GIVEN REQUEST
In the listing below, locate the lines that hold "Lincoln" and copy them.

Figure collection entries:

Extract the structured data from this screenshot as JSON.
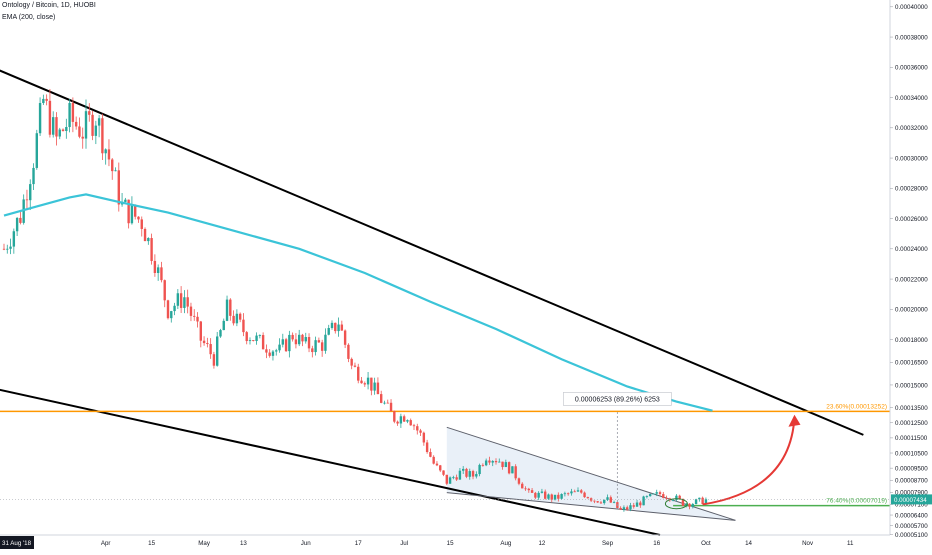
{
  "header": {
    "title": "Ontology / Bitcoin, 1D, HUOBI",
    "indicator": "EMA (200, close)"
  },
  "colors": {
    "up": "#26a69a",
    "down": "#ef5350",
    "ema": "#3bc4d8",
    "channel": "#000000",
    "fib_orange": "#ff9800",
    "fib_green": "#4caf50",
    "arrow": "#e53935",
    "triangle_fill": "#dfe9f5",
    "current_price_tag": "#26a69a"
  },
  "chart_data": {
    "type": "candlestick",
    "symbol": "Ontology / Bitcoin",
    "timeframe": "1D",
    "exchange": "HUOBI",
    "ylim": [
      5.08e-05,
      0.0004045
    ],
    "y_ticks": [
      "0.00040000",
      "0.00038000",
      "0.00036000",
      "0.00034000",
      "0.00032000",
      "0.00030000",
      "0.00028000",
      "0.00026000",
      "0.00024000",
      "0.00022000",
      "0.00020000",
      "0.00018000",
      "0.00016500",
      "0.00015000",
      "0.00013500",
      "0.00012500",
      "0.00011500",
      "0.00010500",
      "0.00009500",
      "0.00008700",
      "0.00007900",
      "0.00007100",
      "0.00006400",
      "0.00005700",
      "0.00005100"
    ],
    "x_ticks": [
      {
        "label": "31 Aug '18",
        "day": 0
      },
      {
        "label": "Apr",
        "day": 31
      },
      {
        "label": "15",
        "day": 45
      },
      {
        "label": "May",
        "day": 61
      },
      {
        "label": "13",
        "day": 73
      },
      {
        "label": "Jun",
        "day": 92
      },
      {
        "label": "17",
        "day": 108
      },
      {
        "label": "Jul",
        "day": 122
      },
      {
        "label": "15",
        "day": 136
      },
      {
        "label": "Aug",
        "day": 153
      },
      {
        "label": "12",
        "day": 164
      },
      {
        "label": "Sep",
        "day": 184
      },
      {
        "label": "16",
        "day": 199
      },
      {
        "label": "Oct",
        "day": 214
      },
      {
        "label": "14",
        "day": 227
      },
      {
        "label": "Nov",
        "day": 245
      },
      {
        "label": "11",
        "day": 258
      }
    ],
    "close_path": [
      [
        0,
        0.00024
      ],
      [
        5,
        0.000262
      ],
      [
        9,
        0.0003
      ],
      [
        12,
        0.000338
      ],
      [
        16,
        0.000312
      ],
      [
        20,
        0.000326
      ],
      [
        24,
        0.000318
      ],
      [
        28,
        0.000328
      ],
      [
        32,
        0.0003
      ],
      [
        36,
        0.000268
      ],
      [
        42,
        0.000258
      ],
      [
        46,
        0.000232
      ],
      [
        50,
        0.0002
      ],
      [
        55,
        0.000208
      ],
      [
        60,
        0.00018
      ],
      [
        64,
        0.000168
      ],
      [
        68,
        0.0002
      ],
      [
        73,
        0.000186
      ],
      [
        78,
        0.000178
      ],
      [
        84,
        0.000172
      ],
      [
        88,
        0.000183
      ],
      [
        92,
        0.000176
      ],
      [
        97,
        0.000177
      ],
      [
        102,
        0.000192
      ],
      [
        106,
        0.000162
      ],
      [
        111,
        0.000153
      ],
      [
        115,
        0.00014
      ],
      [
        119,
        0.000128
      ],
      [
        123,
        0.00013
      ],
      [
        127,
        0.000117
      ],
      [
        131,
        9.8e-05
      ],
      [
        135,
        8.6e-05
      ],
      [
        139,
        9.2e-05
      ],
      [
        143,
        9e-05
      ],
      [
        147,
        0.000103
      ],
      [
        151,
        0.0001
      ],
      [
        155,
        9.3e-05
      ],
      [
        160,
        7.8e-05
      ],
      [
        164,
        7.7e-05
      ],
      [
        168,
        7.5e-05
      ],
      [
        172,
        7.8e-05
      ],
      [
        176,
        7.9e-05
      ],
      [
        180,
        7.4e-05
      ],
      [
        184,
        7.4e-05
      ],
      [
        188,
        6.7e-05
      ],
      [
        192,
        7e-05
      ],
      [
        196,
        7.5e-05
      ],
      [
        200,
        7.8e-05
      ],
      [
        204,
        7.6e-05
      ],
      [
        207,
        7.2e-05
      ],
      [
        210,
        7.2e-05
      ],
      [
        214,
        7.4e-05
      ]
    ],
    "series": [
      {
        "name": "EMA (200, close)",
        "points": [
          [
            0,
            0.000262
          ],
          [
            10,
            0.000268
          ],
          [
            20,
            0.000274
          ],
          [
            25,
            0.000276
          ],
          [
            35,
            0.000271
          ],
          [
            50,
            0.000264
          ],
          [
            70,
            0.000252
          ],
          [
            90,
            0.00024
          ],
          [
            110,
            0.000224
          ],
          [
            130,
            0.000205
          ],
          [
            150,
            0.000187
          ],
          [
            170,
            0.000167
          ],
          [
            190,
            0.000149
          ],
          [
            205,
            0.000139
          ],
          [
            216,
            0.000133
          ]
        ]
      }
    ],
    "trendlines": [
      {
        "name": "upper-channel",
        "from": [
          -8,
          0.000364
        ],
        "to": [
          262,
          0.000117
        ]
      },
      {
        "name": "lower-channel",
        "from": [
          -8,
          0.00015
        ],
        "to": [
          200,
          5.08e-05
        ]
      },
      {
        "name": "triangle-top",
        "from": [
          135,
          0.000122
        ],
        "to": [
          223,
          6.05e-05
        ]
      },
      {
        "name": "triangle-bottom",
        "from": [
          135,
          7.88e-05
        ],
        "to": [
          223,
          6.05e-05
        ]
      }
    ],
    "fib_levels": [
      {
        "label": "23.60%(0.00013252)",
        "value": 0.00013252,
        "color": "orange",
        "start_day": -7
      },
      {
        "label": "76.40%(0.00007019)",
        "value": 7.019e-05,
        "color": "green",
        "start_day": 204
      }
    ],
    "measure": {
      "label": "0.00006253 (89.26%) 6253",
      "day": 187,
      "from": 7e-05,
      "to": 0.00013252
    },
    "projection": {
      "from": [
        213,
        7.1e-05
      ],
      "to": [
        241,
        0.000129
      ]
    },
    "current_price": "0.00007434",
    "current_price_value": 7.434e-05
  }
}
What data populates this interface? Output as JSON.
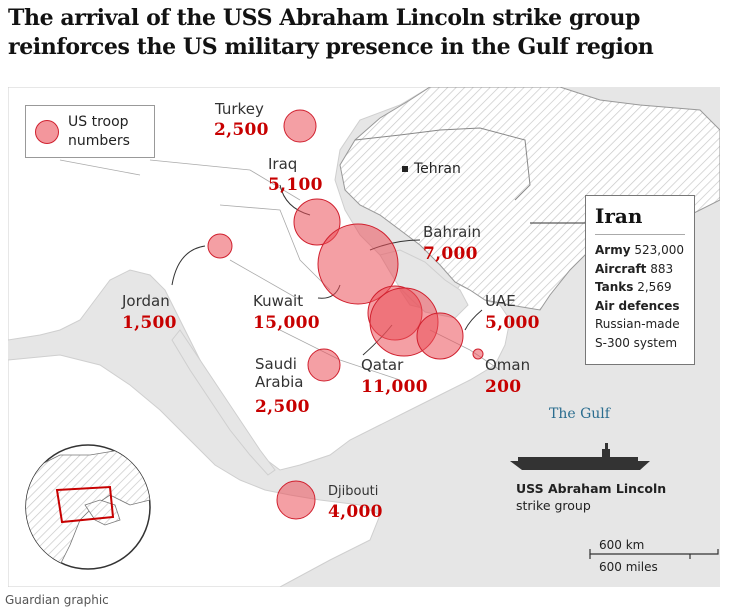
{
  "title": "The arrival of the USS Abraham Lincoln strike group reinforces the US military presence in the Gulf region",
  "legend": {
    "label": "US troop numbers"
  },
  "countries": [
    {
      "name": "Turkey",
      "troops": "2,500"
    },
    {
      "name": "Iraq",
      "troops": "5,100"
    },
    {
      "name": "Bahrain",
      "troops": "7,000"
    },
    {
      "name": "Jordan",
      "troops": "1,500"
    },
    {
      "name": "Kuwait",
      "troops": "15,000"
    },
    {
      "name": "UAE",
      "troops": "5,000"
    },
    {
      "name": "Saudi Arabia",
      "troops": "2,500"
    },
    {
      "name": "Qatar",
      "troops": "11,000"
    },
    {
      "name": "Oman",
      "troops": "200"
    },
    {
      "name": "Djibouti",
      "troops": "4,000"
    }
  ],
  "tehran": "Tehran",
  "iran": {
    "name": "Iran",
    "rows": [
      {
        "label": "Army",
        "value": "523,000"
      },
      {
        "label": "Aircraft",
        "value": "883"
      },
      {
        "label": "Tanks",
        "value": "2,569"
      },
      {
        "label": "Air defences",
        "value": ""
      },
      {
        "label": "",
        "value": "Russian-made"
      },
      {
        "label": "",
        "value": "S-300 system"
      }
    ]
  },
  "gulf_label": "The Gulf",
  "ship": {
    "name": "USS Abraham Lincoln",
    "sub": "strike group"
  },
  "scale": {
    "km": "600 km",
    "miles": "600 miles"
  },
  "footer": "Guardian graphic",
  "colors": {
    "bubble_fill": "#eb505a",
    "bubble_stroke": "#d0202e",
    "number": "#c70000",
    "land": "#ffffff",
    "sea": "#e6e6e6",
    "gulf_text": "#2b6d8f"
  },
  "icons": [
    "us-troop-bubble-icon",
    "city-marker-icon",
    "aircraft-carrier-icon",
    "globe-locator-icon"
  ]
}
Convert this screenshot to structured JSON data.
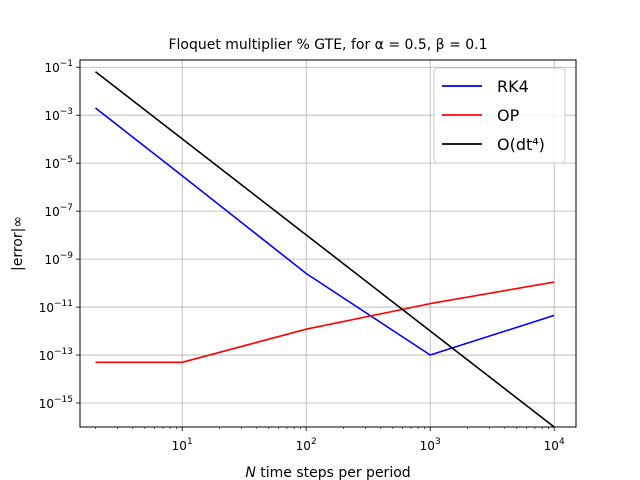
{
  "chart_data": {
    "type": "line",
    "title": "Floquet multiplier % GTE, for α = 0.5, β = 0.1",
    "xlabel": "N time steps per period",
    "ylabel": "|error|∞",
    "xscale": "log",
    "yscale": "log",
    "xlim": [
      1.5,
      15000
    ],
    "ylim": [
      1e-16,
      0.2
    ],
    "grid": true,
    "legend_position": "upper right",
    "x_ticks": [
      {
        "value": 10,
        "base": "10",
        "exp": "1"
      },
      {
        "value": 100,
        "base": "10",
        "exp": "2"
      },
      {
        "value": 1000,
        "base": "10",
        "exp": "3"
      },
      {
        "value": 10000,
        "base": "10",
        "exp": "4"
      }
    ],
    "y_ticks": [
      {
        "value": 0.1,
        "base": "10",
        "exp": "−1"
      },
      {
        "value": 0.001,
        "base": "10",
        "exp": "−3"
      },
      {
        "value": 1e-05,
        "base": "10",
        "exp": "−5"
      },
      {
        "value": 1e-07,
        "base": "10",
        "exp": "−7"
      },
      {
        "value": 1e-09,
        "base": "10",
        "exp": "−9"
      },
      {
        "value": 1e-11,
        "base": "10",
        "exp": "−11"
      },
      {
        "value": 1e-13,
        "base": "10",
        "exp": "−13"
      },
      {
        "value": 1e-15,
        "base": "10",
        "exp": "−15"
      }
    ],
    "series": [
      {
        "name": "RK4",
        "color": "#0000ff",
        "x": [
          2,
          10,
          100,
          1000,
          10000
        ],
        "y": [
          0.002,
          3e-06,
          2.5e-10,
          1e-13,
          4.5e-12
        ]
      },
      {
        "name": "OP",
        "color": "#ff0000",
        "x": [
          2,
          10,
          100,
          1000,
          10000
        ],
        "y": [
          5e-14,
          5e-14,
          1.2e-12,
          1.4e-11,
          1.1e-10
        ]
      },
      {
        "name": "O(dt⁴)",
        "color": "#000000",
        "x": [
          2,
          10000
        ],
        "y": [
          0.065,
          1e-16
        ]
      }
    ]
  }
}
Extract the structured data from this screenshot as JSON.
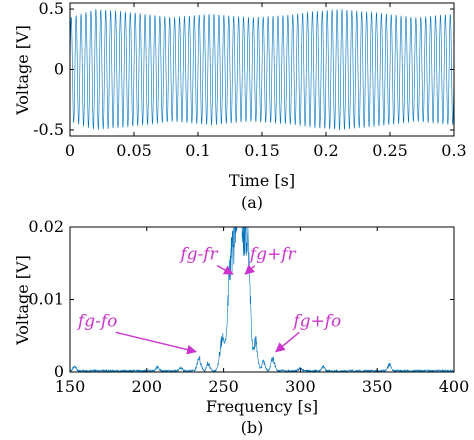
{
  "chart_data": [
    {
      "type": "line",
      "panel": "(a)",
      "xlabel": "Time [s]",
      "ylabel": "Voltage [V]",
      "xlim": [
        0,
        0.3
      ],
      "ylim": [
        -0.55,
        0.55
      ],
      "xticks": [
        "0",
        "0.05",
        "0.1",
        "0.15",
        "0.2",
        "0.25",
        "0.3"
      ],
      "yticks": [
        "-0.5",
        "0",
        "0.5"
      ],
      "series": [
        {
          "color": "#0072BD",
          "carrier_hz": 260,
          "envelope": {
            "t": [
              0,
              0.02,
              0.05,
              0.08,
              0.11,
              0.14,
              0.17,
              0.19,
              0.21,
              0.24,
              0.27,
              0.3
            ],
            "amp": [
              0.43,
              0.5,
              0.47,
              0.43,
              0.46,
              0.43,
              0.45,
              0.48,
              0.5,
              0.47,
              0.43,
              0.46
            ]
          }
        }
      ]
    },
    {
      "type": "line",
      "panel": "(b)",
      "xlabel": "Frequency [s]",
      "ylabel": "Voltage [V]",
      "xlim": [
        150,
        400
      ],
      "ylim": [
        0,
        0.02
      ],
      "xticks": [
        "150",
        "200",
        "250",
        "300",
        "350",
        "400"
      ],
      "yticks": [
        "0",
        "0.01",
        "0.02"
      ],
      "series": [
        {
          "color": "#0072BD",
          "peaks": [
            {
              "f": 258,
              "v": 0.02,
              "w": 3
            },
            {
              "f": 262,
              "v": 0.0195,
              "w": 3
            },
            {
              "f": 254,
              "v": 0.011,
              "w": 1.5
            },
            {
              "f": 266,
              "v": 0.0135,
              "w": 1.5
            },
            {
              "f": 249,
              "v": 0.0055,
              "w": 1.5
            },
            {
              "f": 271,
              "v": 0.005,
              "w": 1.2
            },
            {
              "f": 234,
              "v": 0.0022,
              "w": 1.2
            },
            {
              "f": 282,
              "v": 0.0022,
              "w": 1.2
            },
            {
              "f": 240,
              "v": 0.0014,
              "w": 1
            },
            {
              "f": 276,
              "v": 0.0016,
              "w": 1
            },
            {
              "f": 358,
              "v": 0.0012,
              "w": 1
            },
            {
              "f": 153,
              "v": 0.0008,
              "w": 1
            },
            {
              "f": 207,
              "v": 0.0007,
              "w": 1
            },
            {
              "f": 315,
              "v": 0.0007,
              "w": 1
            },
            {
              "f": 222,
              "v": 0.0006,
              "w": 1
            },
            {
              "f": 300,
              "v": 0.0005,
              "w": 1
            }
          ],
          "noise_floor": 0.0003
        }
      ],
      "annotations": [
        {
          "text": "fg-fr",
          "x": 234,
          "y": 0.0155,
          "target_x": 256,
          "target_y": 0.0135
        },
        {
          "text": "fg+fr",
          "x": 282,
          "y": 0.0155,
          "target_x": 264,
          "target_y": 0.0135
        },
        {
          "text": "fg-fo",
          "x": 168,
          "y": 0.0063,
          "target_x": 232,
          "target_y": 0.0028
        },
        {
          "text": "fg+fo",
          "x": 311,
          "y": 0.0063,
          "target_x": 284,
          "target_y": 0.0028
        }
      ]
    }
  ]
}
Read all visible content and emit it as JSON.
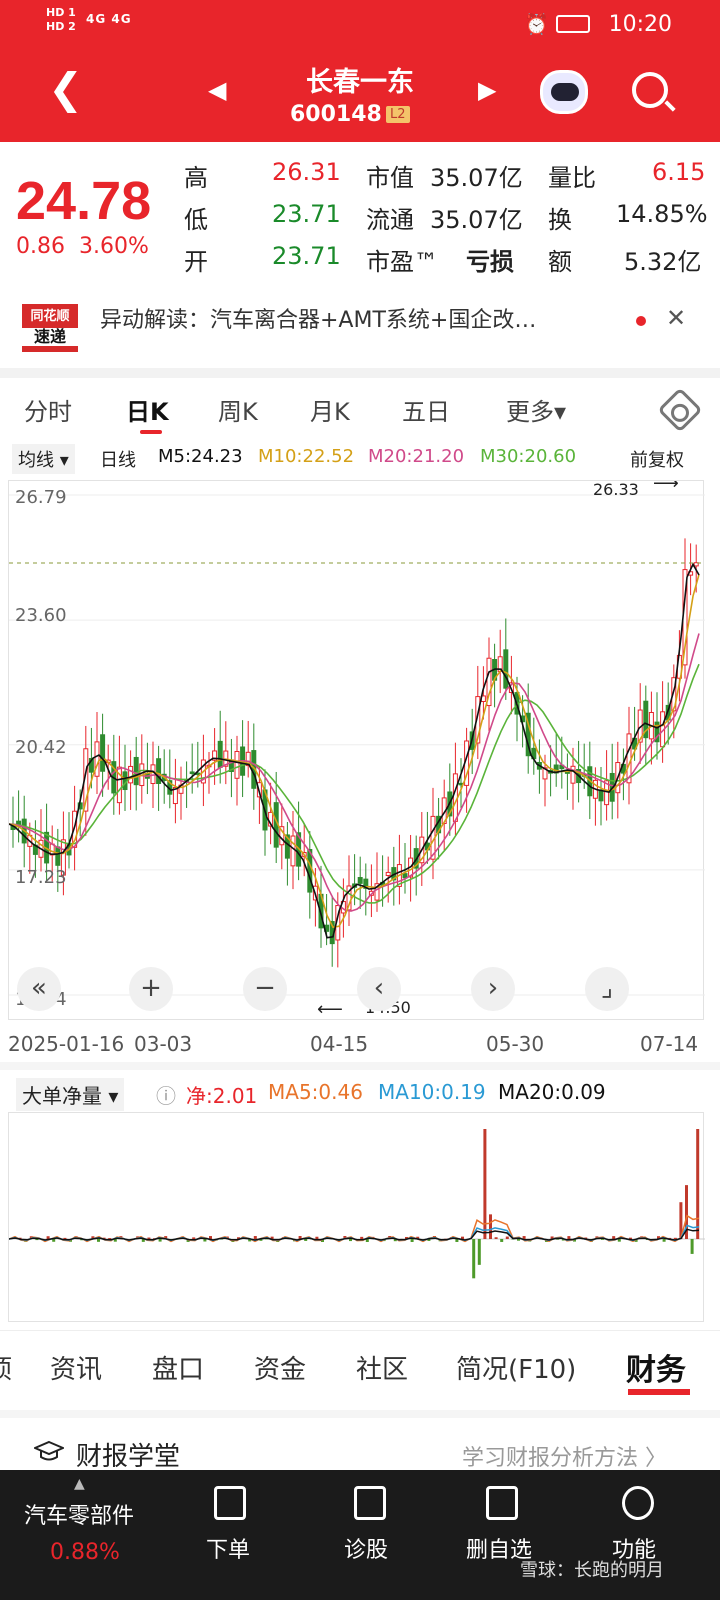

THE OUTPUT
  "title": "The arrival of the USS Abraham Lincoln strike group reinforces the US military presence in the Gulf region",
    "name": "USS Abraham Lincoln",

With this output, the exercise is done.